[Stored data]
- - - -
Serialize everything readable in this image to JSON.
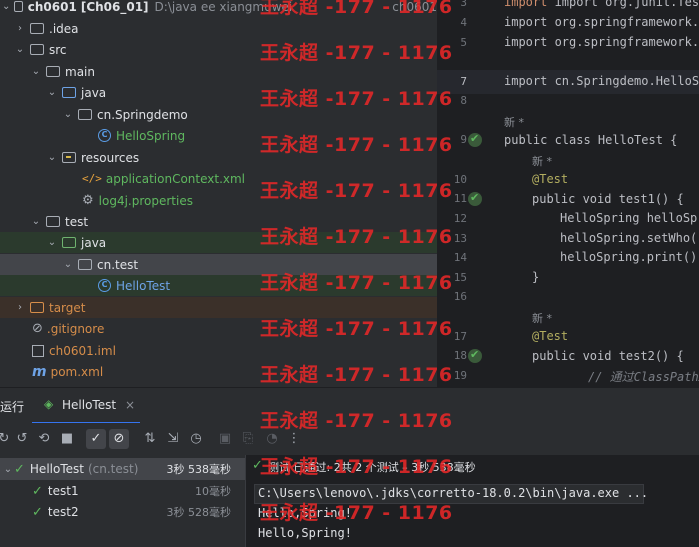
{
  "project": {
    "root_name": "ch0601",
    "root_module": "[Ch06_01]",
    "root_path": "D:\\java ee xiangmuwei",
    "root_path_end": "ch0601",
    "idea": ".idea",
    "src": "src",
    "main": "main",
    "java_main": "java",
    "pkg_main": "cn.Springdemo",
    "hello_spring": "HelloSpring",
    "resources": "resources",
    "app_ctx": "applicationContext.xml",
    "log4j": "log4j.properties",
    "test": "test",
    "java_test": "java",
    "pkg_test": "cn.test",
    "hello_test": "HelloTest",
    "target": "target",
    "gitignore": ".gitignore",
    "iml": "ch0601.iml",
    "pom": "pom.xml"
  },
  "editor": {
    "lines": [
      {
        "num": "3",
        "code": "import org.junit.Test;"
      },
      {
        "num": "4",
        "code": "import org.springframework.c"
      },
      {
        "num": "5",
        "code": "import org.springframework.c"
      },
      {
        "num": "6",
        "code": ""
      },
      {
        "num": "7",
        "code": "import cn.Springdemo.HelloSpr"
      },
      {
        "num": "8",
        "code": ""
      },
      {
        "num": "9",
        "code": "public class HelloTest {"
      },
      {
        "num": "10",
        "code": "@Test"
      },
      {
        "num": "11",
        "code": "public void test1() {"
      },
      {
        "num": "12",
        "code": "HelloSpring helloSpr"
      },
      {
        "num": "13",
        "code": "helloSpring.setWho(\""
      },
      {
        "num": "14",
        "code": "helloSpring.print();"
      },
      {
        "num": "15",
        "code": "}"
      },
      {
        "num": "16",
        "code": ""
      },
      {
        "num": "17",
        "code": "@Test"
      },
      {
        "num": "18",
        "code": "public void test2() {"
      },
      {
        "num": "19",
        "code": "// 通过ClassPathXmlA"
      }
    ],
    "hint_new": "新 *"
  },
  "run": {
    "label": "运行",
    "tab": "HelloTest",
    "status": "测试 已通过: 2共 2 个测试 – 3秒 538毫秒"
  },
  "results": [
    {
      "name": "HelloTest",
      "extra": "(cn.test)",
      "time": "3秒 538毫秒"
    },
    {
      "name": "test1",
      "extra": "",
      "time": "10毫秒"
    },
    {
      "name": "test2",
      "extra": "",
      "time": "3秒 528毫秒"
    }
  ],
  "console": {
    "cmd": "C:\\Users\\lenovo\\.jdks\\corretto-18.0.2\\bin\\java.exe ...",
    "out1": "Hello,Spring!",
    "out2": "Hello,Spring!"
  },
  "watermark": "王永超 -177 - 1176",
  "colors": {
    "accent_green": "#5fb85f",
    "folder_blue": "#6ea3e6",
    "watermark_red": "#e62828"
  }
}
- - - -
■ What the task asks ■
All lines holding the word "Springdemo" should be picked out and copied.

■ Task result ■
    "pkg_main": "cn.Springdemo",
        "code": "import cn.Springdemo.HelloSpr"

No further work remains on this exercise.